- Exercise description -
Return all entries precisely as they stand, without the images.

- Data section -
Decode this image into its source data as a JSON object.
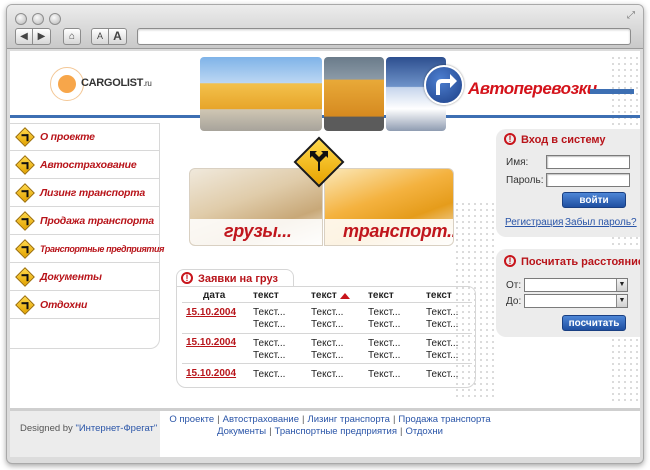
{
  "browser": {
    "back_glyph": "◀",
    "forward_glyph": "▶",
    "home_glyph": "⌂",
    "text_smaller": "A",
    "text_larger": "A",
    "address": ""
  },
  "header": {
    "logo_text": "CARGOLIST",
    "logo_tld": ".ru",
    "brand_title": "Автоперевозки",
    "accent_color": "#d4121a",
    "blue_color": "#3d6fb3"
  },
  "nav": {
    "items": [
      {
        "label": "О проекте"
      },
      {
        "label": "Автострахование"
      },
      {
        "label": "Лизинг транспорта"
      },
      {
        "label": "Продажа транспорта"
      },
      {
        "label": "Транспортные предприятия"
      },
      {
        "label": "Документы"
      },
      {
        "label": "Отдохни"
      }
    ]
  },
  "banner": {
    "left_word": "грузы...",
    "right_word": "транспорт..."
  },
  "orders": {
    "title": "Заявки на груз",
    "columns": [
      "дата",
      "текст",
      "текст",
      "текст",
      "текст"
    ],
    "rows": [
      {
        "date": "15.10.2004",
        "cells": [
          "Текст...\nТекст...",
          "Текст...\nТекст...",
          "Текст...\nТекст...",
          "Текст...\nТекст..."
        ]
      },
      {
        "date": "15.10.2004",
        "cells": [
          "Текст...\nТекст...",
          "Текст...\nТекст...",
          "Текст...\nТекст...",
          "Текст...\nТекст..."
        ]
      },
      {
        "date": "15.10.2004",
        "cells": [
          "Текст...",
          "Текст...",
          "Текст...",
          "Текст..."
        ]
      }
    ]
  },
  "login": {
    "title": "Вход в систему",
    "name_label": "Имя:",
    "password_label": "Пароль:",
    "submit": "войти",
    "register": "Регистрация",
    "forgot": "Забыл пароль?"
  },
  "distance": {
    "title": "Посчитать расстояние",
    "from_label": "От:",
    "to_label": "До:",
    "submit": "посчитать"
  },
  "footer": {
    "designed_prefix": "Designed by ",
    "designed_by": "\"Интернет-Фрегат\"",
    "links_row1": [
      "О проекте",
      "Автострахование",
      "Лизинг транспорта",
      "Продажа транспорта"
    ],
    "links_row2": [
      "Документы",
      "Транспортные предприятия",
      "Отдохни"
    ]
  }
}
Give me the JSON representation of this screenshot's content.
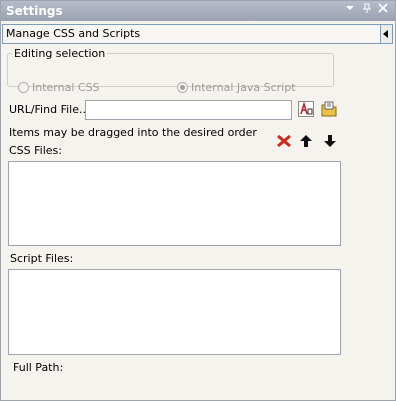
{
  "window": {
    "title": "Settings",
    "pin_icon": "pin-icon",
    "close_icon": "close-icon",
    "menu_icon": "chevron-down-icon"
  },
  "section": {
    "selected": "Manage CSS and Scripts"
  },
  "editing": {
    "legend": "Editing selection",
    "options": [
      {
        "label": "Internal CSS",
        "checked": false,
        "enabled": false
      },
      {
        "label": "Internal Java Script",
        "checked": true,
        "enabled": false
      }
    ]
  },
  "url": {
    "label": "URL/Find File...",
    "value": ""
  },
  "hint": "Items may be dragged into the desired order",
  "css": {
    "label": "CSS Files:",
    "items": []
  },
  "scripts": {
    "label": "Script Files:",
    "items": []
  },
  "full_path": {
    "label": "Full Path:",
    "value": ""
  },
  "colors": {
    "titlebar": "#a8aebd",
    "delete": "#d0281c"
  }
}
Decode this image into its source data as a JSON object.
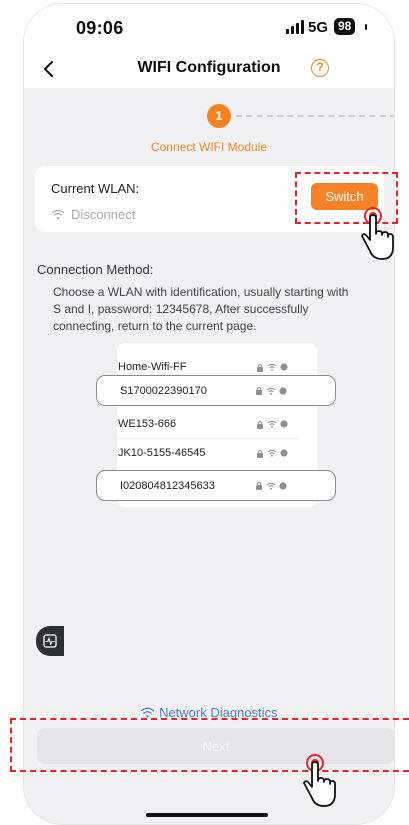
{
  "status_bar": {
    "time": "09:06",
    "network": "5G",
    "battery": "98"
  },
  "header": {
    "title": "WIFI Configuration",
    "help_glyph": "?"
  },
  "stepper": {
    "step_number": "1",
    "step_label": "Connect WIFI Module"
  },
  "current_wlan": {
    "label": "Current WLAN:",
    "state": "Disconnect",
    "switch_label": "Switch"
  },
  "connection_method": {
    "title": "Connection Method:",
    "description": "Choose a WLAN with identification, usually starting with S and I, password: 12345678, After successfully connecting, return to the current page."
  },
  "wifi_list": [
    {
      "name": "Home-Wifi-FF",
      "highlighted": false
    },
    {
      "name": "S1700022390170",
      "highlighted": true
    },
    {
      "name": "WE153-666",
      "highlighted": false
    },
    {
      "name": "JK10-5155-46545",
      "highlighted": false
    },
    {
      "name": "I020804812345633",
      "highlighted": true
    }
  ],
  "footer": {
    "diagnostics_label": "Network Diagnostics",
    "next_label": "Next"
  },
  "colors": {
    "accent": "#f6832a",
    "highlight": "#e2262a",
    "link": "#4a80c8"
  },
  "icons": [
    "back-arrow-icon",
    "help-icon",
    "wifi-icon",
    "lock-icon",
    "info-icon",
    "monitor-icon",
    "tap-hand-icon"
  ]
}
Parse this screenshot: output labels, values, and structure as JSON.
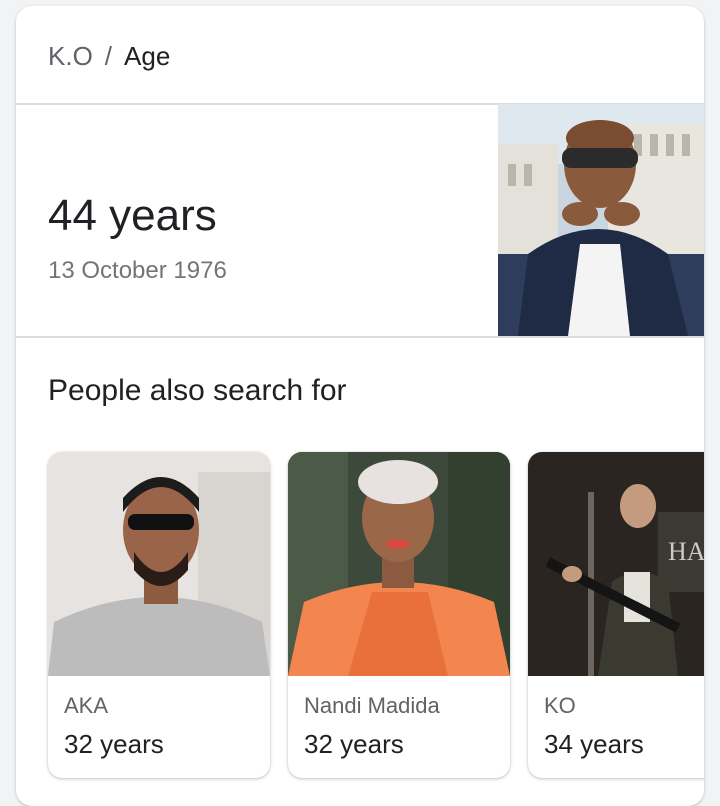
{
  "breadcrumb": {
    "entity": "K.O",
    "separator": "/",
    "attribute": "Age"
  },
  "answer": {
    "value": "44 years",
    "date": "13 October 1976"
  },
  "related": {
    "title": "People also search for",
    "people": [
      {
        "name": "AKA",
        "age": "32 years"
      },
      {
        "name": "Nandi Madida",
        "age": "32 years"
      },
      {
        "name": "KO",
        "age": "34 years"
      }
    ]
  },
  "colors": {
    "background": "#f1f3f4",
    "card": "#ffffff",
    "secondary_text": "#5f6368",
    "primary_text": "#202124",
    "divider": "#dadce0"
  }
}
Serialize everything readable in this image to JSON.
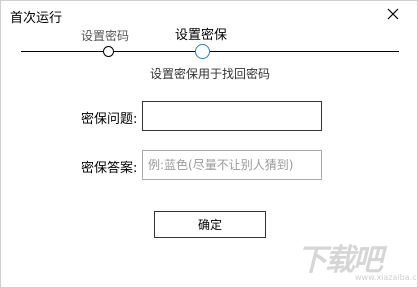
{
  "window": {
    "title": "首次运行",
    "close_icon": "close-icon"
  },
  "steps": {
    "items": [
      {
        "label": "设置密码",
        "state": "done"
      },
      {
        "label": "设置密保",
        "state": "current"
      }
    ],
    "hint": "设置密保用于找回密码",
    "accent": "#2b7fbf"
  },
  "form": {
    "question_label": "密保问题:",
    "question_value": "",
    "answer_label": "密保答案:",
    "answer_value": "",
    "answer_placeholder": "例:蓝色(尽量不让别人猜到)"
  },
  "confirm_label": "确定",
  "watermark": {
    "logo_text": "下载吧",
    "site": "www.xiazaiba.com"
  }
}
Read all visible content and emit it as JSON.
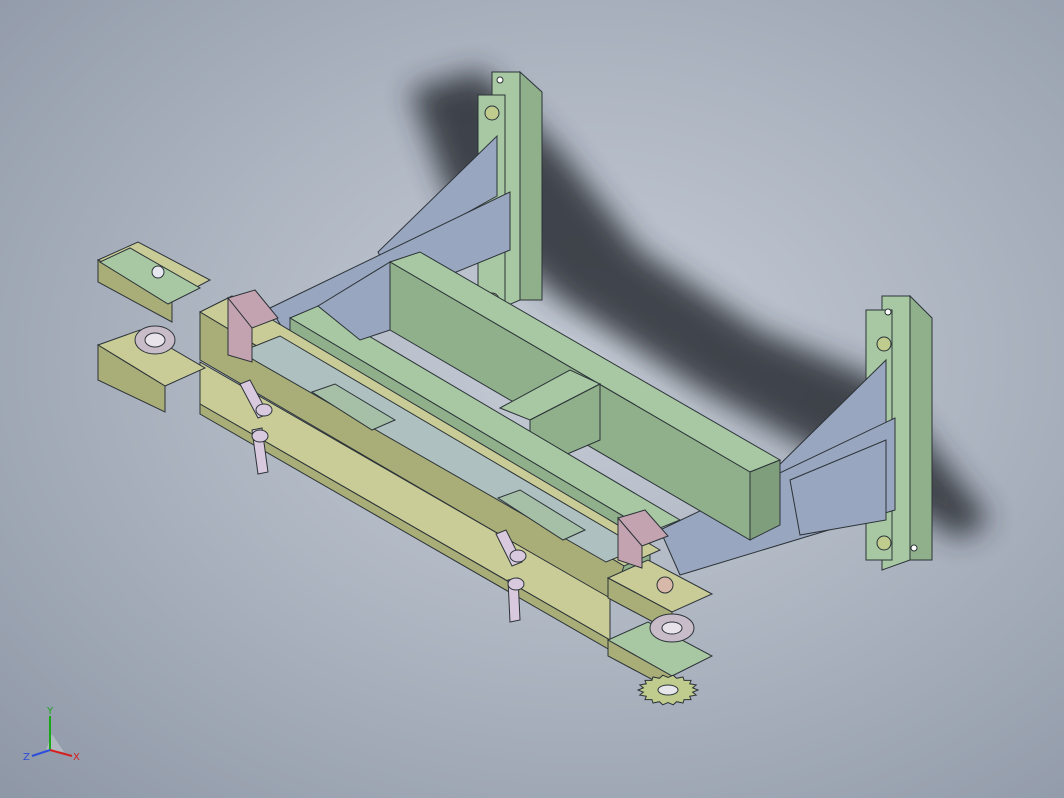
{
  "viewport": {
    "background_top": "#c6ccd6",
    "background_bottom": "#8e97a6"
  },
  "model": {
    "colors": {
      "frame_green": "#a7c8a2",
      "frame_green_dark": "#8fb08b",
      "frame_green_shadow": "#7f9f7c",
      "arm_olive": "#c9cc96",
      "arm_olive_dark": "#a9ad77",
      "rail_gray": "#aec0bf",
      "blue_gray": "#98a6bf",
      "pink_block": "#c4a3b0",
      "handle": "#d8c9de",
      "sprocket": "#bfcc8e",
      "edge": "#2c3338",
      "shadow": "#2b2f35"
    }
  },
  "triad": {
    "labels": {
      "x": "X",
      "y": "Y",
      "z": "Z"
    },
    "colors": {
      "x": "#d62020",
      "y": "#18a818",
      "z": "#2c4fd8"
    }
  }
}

- Task output -
Decode this image into its source data as a JSON object.
{
  "browser": {
    "back_glyph": "◀",
    "forward_glyph": "▶",
    "home_glyph": "⌂",
    "text_smaller": "A",
    "text_larger": "A",
    "address": ""
  },
  "header": {
    "logo_text": "CARGOLIST",
    "logo_tld": ".ru",
    "brand_title": "Автоперевозки",
    "accent_color": "#d4121a",
    "blue_color": "#3d6fb3"
  },
  "nav": {
    "items": [
      {
        "label": "О проекте"
      },
      {
        "label": "Автострахование"
      },
      {
        "label": "Лизинг транспорта"
      },
      {
        "label": "Продажа транспорта"
      },
      {
        "label": "Транспортные предприятия"
      },
      {
        "label": "Документы"
      },
      {
        "label": "Отдохни"
      }
    ]
  },
  "banner": {
    "left_word": "грузы...",
    "right_word": "транспорт..."
  },
  "orders": {
    "title": "Заявки на груз",
    "columns": [
      "дата",
      "текст",
      "текст",
      "текст",
      "текст"
    ],
    "rows": [
      {
        "date": "15.10.2004",
        "cells": [
          "Текст...\nТекст...",
          "Текст...\nТекст...",
          "Текст...\nТекст...",
          "Текст...\nТекст..."
        ]
      },
      {
        "date": "15.10.2004",
        "cells": [
          "Текст...\nТекст...",
          "Текст...\nТекст...",
          "Текст...\nТекст...",
          "Текст...\nТекст..."
        ]
      },
      {
        "date": "15.10.2004",
        "cells": [
          "Текст...",
          "Текст...",
          "Текст...",
          "Текст..."
        ]
      }
    ]
  },
  "login": {
    "title": "Вход в систему",
    "name_label": "Имя:",
    "password_label": "Пароль:",
    "submit": "войти",
    "register": "Регистрация",
    "forgot": "Забыл пароль?"
  },
  "distance": {
    "title": "Посчитать расстояние",
    "from_label": "От:",
    "to_label": "До:",
    "submit": "посчитать"
  },
  "footer": {
    "designed_prefix": "Designed by ",
    "designed_by": "\"Интернет-Фрегат\"",
    "links_row1": [
      "О проекте",
      "Автострахование",
      "Лизинг транспорта",
      "Продажа транспорта"
    ],
    "links_row2": [
      "Документы",
      "Транспортные предприятия",
      "Отдохни"
    ]
  }
}
Give me the JSON representation of this screenshot's content.
{
  "window": {
    "title": "Settings",
    "pin_icon": "pin-icon",
    "close_icon": "close-icon",
    "menu_icon": "chevron-down-icon"
  },
  "section": {
    "selected": "Manage CSS and Scripts"
  },
  "editing": {
    "legend": "Editing selection",
    "options": [
      {
        "label": "Internal CSS",
        "checked": false,
        "enabled": false
      },
      {
        "label": "Internal Java Script",
        "checked": true,
        "enabled": false
      }
    ]
  },
  "url": {
    "label": "URL/Find File...",
    "value": ""
  },
  "hint": "Items may be dragged into the desired order",
  "css": {
    "label": "CSS Files:",
    "items": []
  },
  "scripts": {
    "label": "Script Files:",
    "items": []
  },
  "full_path": {
    "label": "Full Path:",
    "value": ""
  },
  "colors": {
    "titlebar": "#a8aebd",
    "delete": "#d0281c"
  }
}
Decode this image into its source data as a JSON object.
{
  "status_bar": {
    "time": "09:06",
    "network": "5G",
    "battery": "98"
  },
  "header": {
    "title": "WIFI Configuration",
    "help_glyph": "?"
  },
  "stepper": {
    "step_number": "1",
    "step_label": "Connect WIFI Module"
  },
  "current_wlan": {
    "label": "Current WLAN:",
    "state": "Disconnect",
    "switch_label": "Switch"
  },
  "connection_method": {
    "title": "Connection Method:",
    "description": "Choose a WLAN with identification, usually starting with S and I, password: 12345678, After successfully connecting, return to the current page."
  },
  "wifi_list": [
    {
      "name": "Home-Wifi-FF",
      "highlighted": false
    },
    {
      "name": "S1700022390170",
      "highlighted": true
    },
    {
      "name": "WE153-666",
      "highlighted": false
    },
    {
      "name": "JK10-5155-46545",
      "highlighted": false
    },
    {
      "name": "I020804812345633",
      "highlighted": true
    }
  ],
  "footer": {
    "diagnostics_label": "Network Diagnostics",
    "next_label": "Next"
  },
  "colors": {
    "accent": "#f6832a",
    "highlight": "#e2262a",
    "link": "#4a80c8"
  },
  "icons": [
    "back-arrow-icon",
    "help-icon",
    "wifi-icon",
    "lock-icon",
    "info-icon",
    "monitor-icon",
    "tap-hand-icon"
  ]
}
Parse this screenshot: output labels, values, and structure as JSON.
{
  "breadcrumb": {
    "entity": "K.O",
    "separator": "/",
    "attribute": "Age"
  },
  "answer": {
    "value": "44 years",
    "date": "13 October 1976"
  },
  "related": {
    "title": "People also search for",
    "people": [
      {
        "name": "AKA",
        "age": "32 years"
      },
      {
        "name": "Nandi Madida",
        "age": "32 years"
      },
      {
        "name": "KO",
        "age": "34 years"
      }
    ]
  },
  "colors": {
    "background": "#f1f3f4",
    "card": "#ffffff",
    "secondary_text": "#5f6368",
    "primary_text": "#202124",
    "divider": "#dadce0"
  }
}
Serialize everything readable in this image to JSON.
{
  "window": {
    "title": "首次运行",
    "close_icon": "close-icon"
  },
  "steps": {
    "items": [
      {
        "label": "设置密码",
        "state": "done"
      },
      {
        "label": "设置密保",
        "state": "current"
      }
    ],
    "hint": "设置密保用于找回密码",
    "accent": "#2b7fbf"
  },
  "form": {
    "question_label": "密保问题:",
    "question_value": "",
    "answer_label": "密保答案:",
    "answer_value": "",
    "answer_placeholder": "例:蓝色(尽量不让别人猜到)"
  },
  "confirm_label": "确定",
  "watermark": {
    "logo_text": "下载吧",
    "site": "www.xiazaiba.com"
  }
}
Read all visible content and emit it as JSON.
{
  "viewport": {
    "background_top": "#c6ccd6",
    "background_bottom": "#8e97a6"
  },
  "model": {
    "colors": {
      "frame_green": "#a7c8a2",
      "frame_green_dark": "#8fb08b",
      "frame_green_shadow": "#7f9f7c",
      "arm_olive": "#c9cc96",
      "arm_olive_dark": "#a9ad77",
      "rail_gray": "#aec0bf",
      "blue_gray": "#98a6bf",
      "pink_block": "#c4a3b0",
      "handle": "#d8c9de",
      "sprocket": "#bfcc8e",
      "edge": "#2c3338",
      "shadow": "#2b2f35"
    }
  },
  "triad": {
    "labels": {
      "x": "X",
      "y": "Y",
      "z": "Z"
    },
    "colors": {
      "x": "#d62020",
      "y": "#18a818",
      "z": "#2c4fd8"
    }
  }
}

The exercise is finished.